The problem
Each line of the material below that holds the word "regional" needs to be copied.

Information provided
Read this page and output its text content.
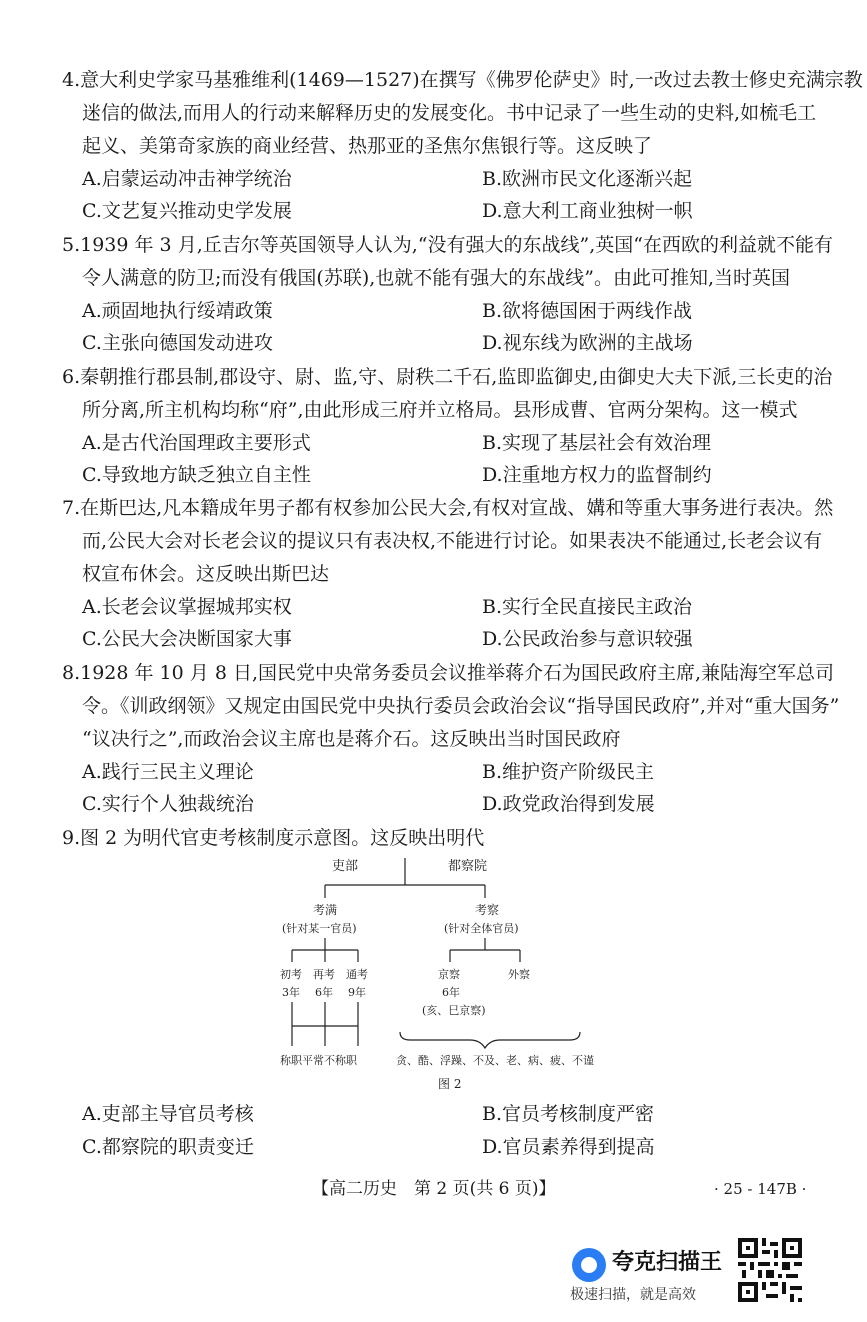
4.意大利史学家马基雅维利(1469—1527)在撰写《佛罗伦萨史》时,一改过去教士修史充满宗教
迷信的做法,而用人的行动来解释历史的发展变化。书中记录了一些生动的史料,如梳毛工
起义、美第奇家族的商业经营、热那亚的圣焦尔焦银行等。这反映了
A.启蒙运动冲击神学统治	B.欧洲市民文化逐渐兴起
C.文艺复兴推动史学发展	D.意大利工商业独树一帜
5.1939 年 3 月,丘吉尔等英国领导人认为,“没有强大的东战线”,英国“在西欧的利益就不能有
令人满意的防卫;而没有俄国(苏联),也就不能有强大的东战线”。由此可推知,当时英国
A.顽固地执行绥靖政策	B.欲将德国困于两线作战
C.主张向德国发动进攻	D.视东线为欧洲的主战场
6.秦朝推行郡县制,郡设守、尉、监,守、尉秩二千石,监即监御史,由御史大夫下派,三长吏的治
所分离,所主机构均称“府”,由此形成三府并立格局。县形成曹、官两分架构。这一模式
A.是古代治国理政主要形式	B.实现了基层社会有效治理
C.导致地方缺乏独立自主性	D.注重地方权力的监督制约
7.在斯巴达,凡本籍成年男子都有权参加公民大会,有权对宣战、媾和等重大事务进行表决。然
而,公民大会对长老会议的提议只有表决权,不能进行讨论。如果表决不能通过,长老会议有
权宣布休会。这反映出斯巴达
A.长老会议掌握城邦实权	B.实行全民直接民主政治
C.公民大会决断国家大事	D.公民政治参与意识较强
8.1928 年 10 月 8 日,国民党中央常务委员会议推举蒋介石为国民政府主席,兼陆海空军总司
令。《训政纲领》又规定由国民党中央执行委员会政治会议“指导国民政府”,并对“重大国务”
“议决行之”,而政治会议主席也是蒋介石。这反映出当时国民政府
A.践行三民主义理论	B.维护资产阶级民主
C.实行个人独裁统治	D.政党政治得到发展
9.图 2 为明代官吏考核制度示意图。这反映出明代
吏部	都察院
考满
(针对某一官员)
考察
(针对全体官员)
初考
3年
再考
6年
通考
9年
称职平常不称职
京察
6年
(亥、巳京察)
外察
贪、酷、浮躁、不及、老、病、疲、不谨
图 2
A.吏部主导官员考核	B.官员考核制度严密
C.都察院的职责变迁	D.官员素养得到提高
【高二历史　第 2 页(共 6 页)】	· 25 - 147B ·
夸克扫描王
极速扫描，就是高效
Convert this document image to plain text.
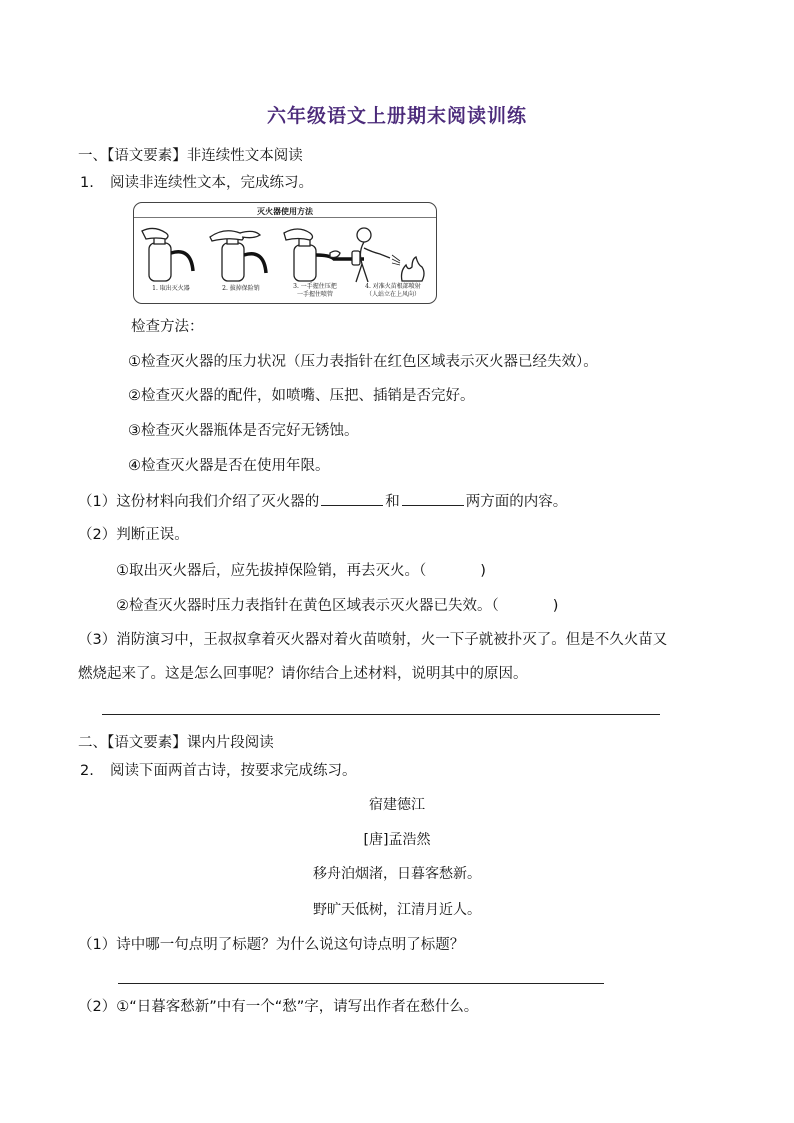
六年级语文上册期末阅读训练
一、【语文要素】非连续性文本阅读
1. 阅读非连续性文本，完成练习。
灭火器使用方法
1. 取出灭火器	2. 拔掉保险销	3. 一手握住压把
一手握住喷管
4. 对准火苗根部喷射
（人站立在上风向）
检查方法：
①检查灭火器的压力状况（压力表指针在红色区域表示灭火器已经失效）。
②检查灭火器的配件，如喷嘴、压把、插销是否完好。
③检查灭火器瓶体是否完好无锈蚀。
④检查灭火器是否在使用年限。
（1）这份材料向我们介绍了灭火器的	和	两方面的内容。
（2）判断正误。
①取出灭火器后，应先拔掉保险销，再去灭火。（	)
②检查灭火器时压力表指针在黄色区域表示灭火器已失效。（	)
（3）消防演习中，王叔叔拿着灭火器对着火苗喷射，火一下子就被扑灭了。但是不久火苗又
燃烧起来了。这是怎么回事呢？请你结合上述材料，说明其中的原因。
二、【语文要素】课内片段阅读
2. 阅读下面两首古诗，按要求完成练习。
宿建德江
[唐]孟浩然
移舟泊烟渚，日暮客愁新。
野旷天低树，江清月近人。
（1）诗中哪一句点明了标题？为什么说这句诗点明了标题？
（2）①“日暮客愁新”中有一个“愁”字，请写出作者在愁什么。
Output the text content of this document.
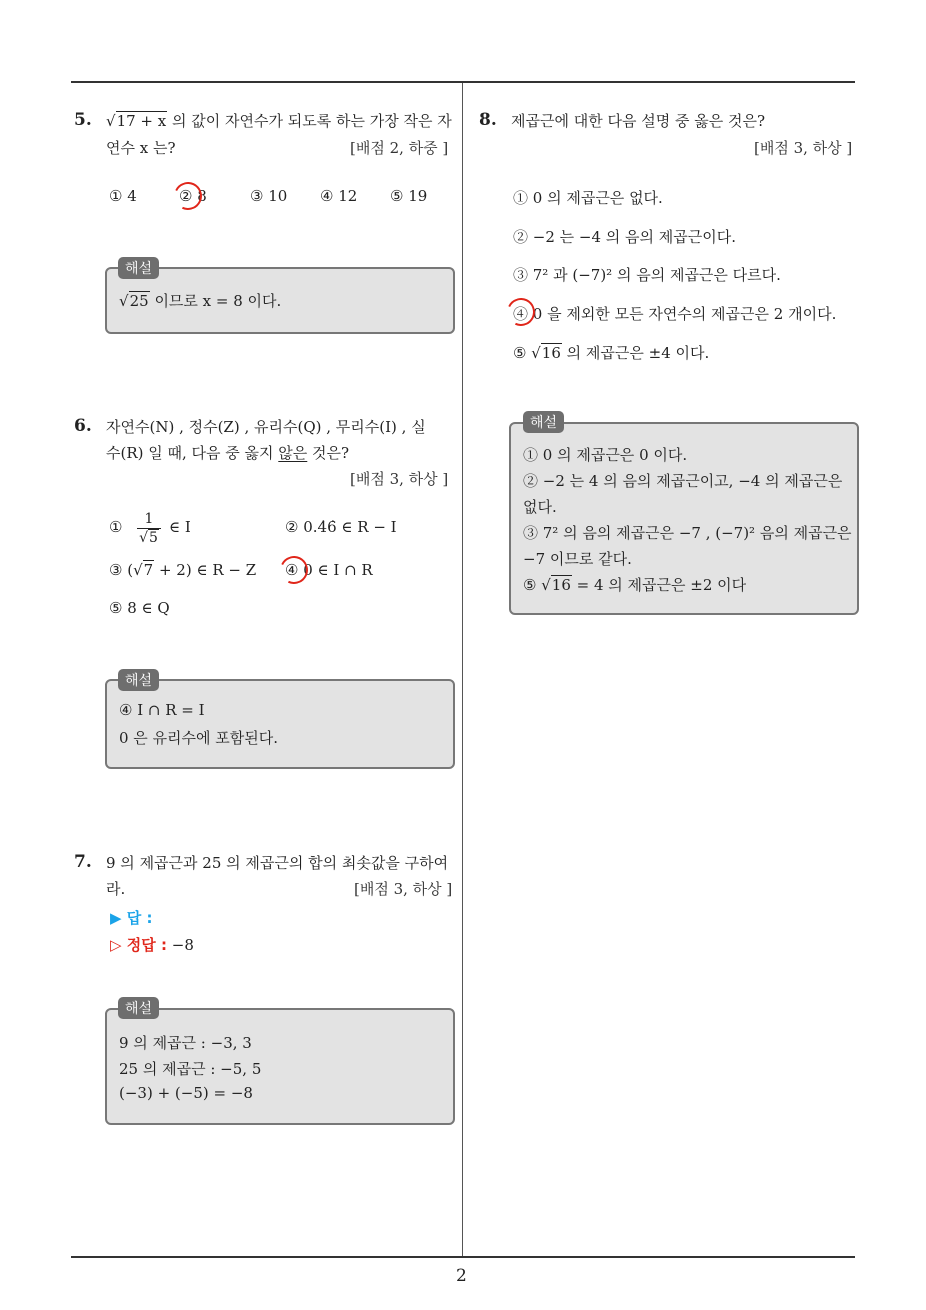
2
5. √17 + x 의 값이 자연수가 되도록 하는 가장 작은 자
연수 x 는?	[배점 2, 하중 ]
① 4	② 8	③ 10 ④ 12 ⑤ 19
√25 이므로 x = 8 이다.
해설
6. 자연수(N) , 정수(Z) , 유리수(Q) , 무리수(I) , 실
수(R) 일 때, 다음 중 옳지 않은 것은?
[배점 3, 하상 ]
① $\frac{1}{√5}$ ∈ I	② 0.4̇6̇ ∈ R − I
③ (√7 + 2) ∈ R − Z ④ 0 ∈ I ∩ R
⑤ 8 ∈ Q
④ I ∩ R = I
0 은 유리수에 포함된다.
해설
7. 9 의 제곱근과 25 의 제곱근의 합의 최솟값을 구하여
라.	[배점 3, 하상 ]
▶ 답 :
▷ 정답 : −8
9 의 제곱근 : −3, 3
25 의 제곱근 : −5, 5
(−3) + (−5) = −8
해설
8. 제곱근에 대한 다음 설명 중 옳은 것은?
[배점 3, 하상 ]
① 0 의 제곱근은 없다.
② −2 는 −4 의 음의 제곱근이다.
③ 7² 과 (−7)² 의 음의 제곱근은 다르다.
④ 0 을 제외한 모든 자연수의 제곱근은 2 개이다.
⑤ √16 의 제곱근은 ±4 이다.
① 0 의 제곱근은 0 이다.
② −2 는 4 의 음의 제곱근이고, −4 의 제곱근은
없다.
③ 7² 의 음의 제곱근은 −7 , (−7)² 음의 제곱근은
−7 이므로 같다.
⑤ √16 = 4 의 제곱근은 ±2 이다
해설
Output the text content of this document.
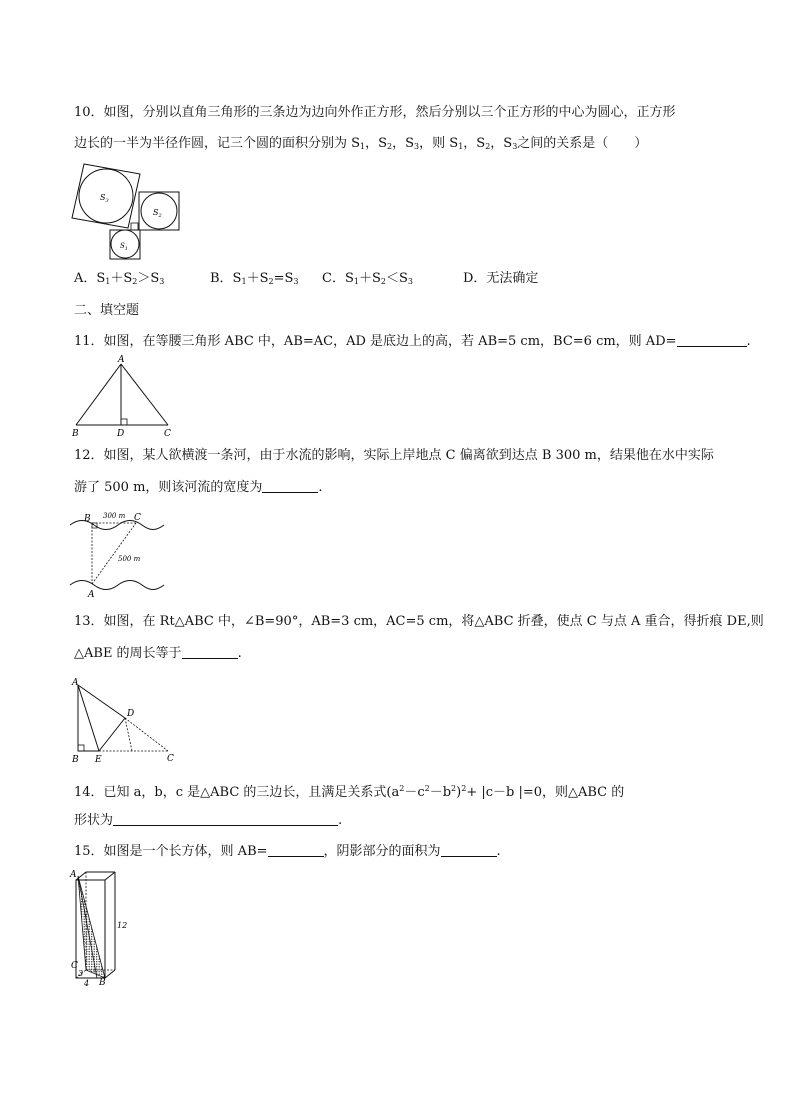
10．如图，分别以直角三角形的三条边为边向外作正方形，然后分别以三个正方形的中心为圆心，正方形
边长的一半为半径作圆，记三个圆的面积分别为 $S_1$，$S_2$，$S_3$，则 $S_1$，$S_2$，$S_3$之间的关系是（　　）
$S_3$
$S_2$
$S_1$
A．$S_1+S_2>S_3$	B．$S_1+S_2=S_3$ C．$S_1+S_2<S_3$	D．无法确定
二、填空题
11．如图，在等腰三角形 ABC 中，AB=AC，AD 是底边上的高，若 AB=5 cm，BC=6 cm，则 AD=	.
A
B	D	C
12．如图，某人欲横渡一条河，由于水流的影响，实际上岸地点 C 偏离欲到达点 B 300 m，结果他在水中实际
游了 500 m，则该河流的宽度为	.
B	C
300 m
500 m
A
13．如图，在 Rt△ABC 中，∠B=90°，AB=3 cm，AC=5 cm，将△ABC 折叠，使点 C 与点 A 重合，得折痕 DE,则
△ABE 的周长等于	.
A
B E
D
C
14．已知 a，b，c 是△ABC 的三边长，且满足关系式$(a^2-c^2-b^2)^2+ |c-b$ |=0，则△ABC 的
形状为	.
15．如图是一个长方体，则 AB=	，阴影部分的面积为	.
A
C
B
12
4
3
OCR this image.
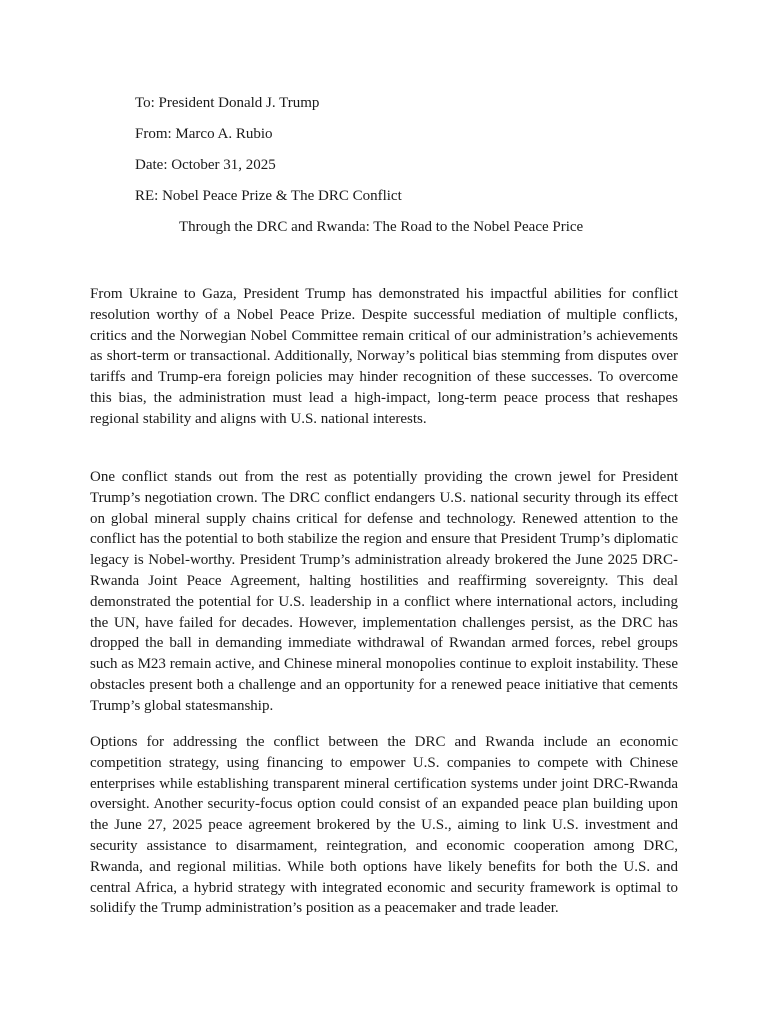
To: President Donald J. Trump
From: Marco A. Rubio
Date: October 31, 2025
RE: Nobel Peace Prize & The DRC Conflict
Through the DRC and Rwanda: The Road to the Nobel Peace Price

From Ukraine to Gaza, President Trump has demonstrated his impactful abilities for conflict resolution worthy of a Nobel Peace Prize. Despite successful mediation of multiple conflicts, critics and the Norwegian Nobel Committee remain critical of our administration’s achievements as short-term or transactional. Additionally, Norway’s political bias stemming from disputes over tariffs and Trump-era foreign policies may hinder recognition of these successes. To overcome this bias, the administration must lead a high-impact, long-term peace process that reshapes regional stability and aligns with U.S. national interests.

One conflict stands out from the rest as potentially providing the crown jewel for President Trump’s negotiation crown. The DRC conflict endangers U.S. national security through its effect on global mineral supply chains critical for defense and technology. Renewed attention to the conflict has the potential to both stabilize the region and ensure that President Trump’s diplomatic legacy is Nobel-worthy. President Trump’s administration already brokered the June 2025 DRC-Rwanda Joint Peace Agreement, halting hostilities and reaffirming sovereignty. This deal demonstrated the potential for U.S. leadership in a conflict where international actors, including the UN, have failed for decades. However, implementation challenges persist, as the DRC has dropped the ball in demanding immediate withdrawal of Rwandan armed forces, rebel groups such as M23 remain active, and Chinese mineral monopolies continue to exploit instability. These obstacles present both a challenge and an opportunity for a renewed peace initiative that cements Trump’s global statesmanship.

Options for addressing the conflict between the DRC and Rwanda include an economic competition strategy, using financing to empower U.S. companies to compete with Chinese enterprises while establishing transparent mineral certification systems under joint DRC-Rwanda oversight. Another security-focus option could consist of an expanded peace plan building upon the June 27, 2025 peace agreement brokered by the U.S., aiming to link U.S. investment and security assistance to disarmament, reintegration, and economic cooperation among DRC, Rwanda, and regional militias. While both options have likely benefits for both the U.S. and central Africa, a hybrid strategy with integrated economic and security framework is optimal to solidify the Trump administration’s position as a peacemaker and trade leader.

Exercise result
From Ukraine to Gaza, President Trump has demonstrated his impactful abilities for conflict resolution worthy of a Nobel Peace Prize. Despite successful mediation of multiple conflicts, critics and the Norwegian Nobel Committee remain critical of our administration’s achievements as short-term or transactional. Additionally, Norway’s political bias stemming from disputes over tariffs and Trump-era foreign policies may hinder recognition of these successes. To overcome this bias, the administration must lead a high-impact, long-term peace process that reshapes regional stability and aligns with U.S. national interests.
Options for addressing the conflict between the DRC and Rwanda include an economic competition strategy, using financing to empower U.S. companies to compete with Chinese enterprises while establishing transparent mineral certification systems under joint DRC-Rwanda oversight. Another security-focus option could consist of an expanded peace plan building upon the June 27, 2025 peace agreement brokered by the U.S., aiming to link U.S. investment and security assistance to disarmament, reintegration, and economic cooperation among DRC, Rwanda, and regional militias. While both options have likely benefits for both the U.S. and central Africa, a hybrid strategy with integrated economic and security framework is optimal to solidify the Trump administration’s position as a peacemaker and trade leader.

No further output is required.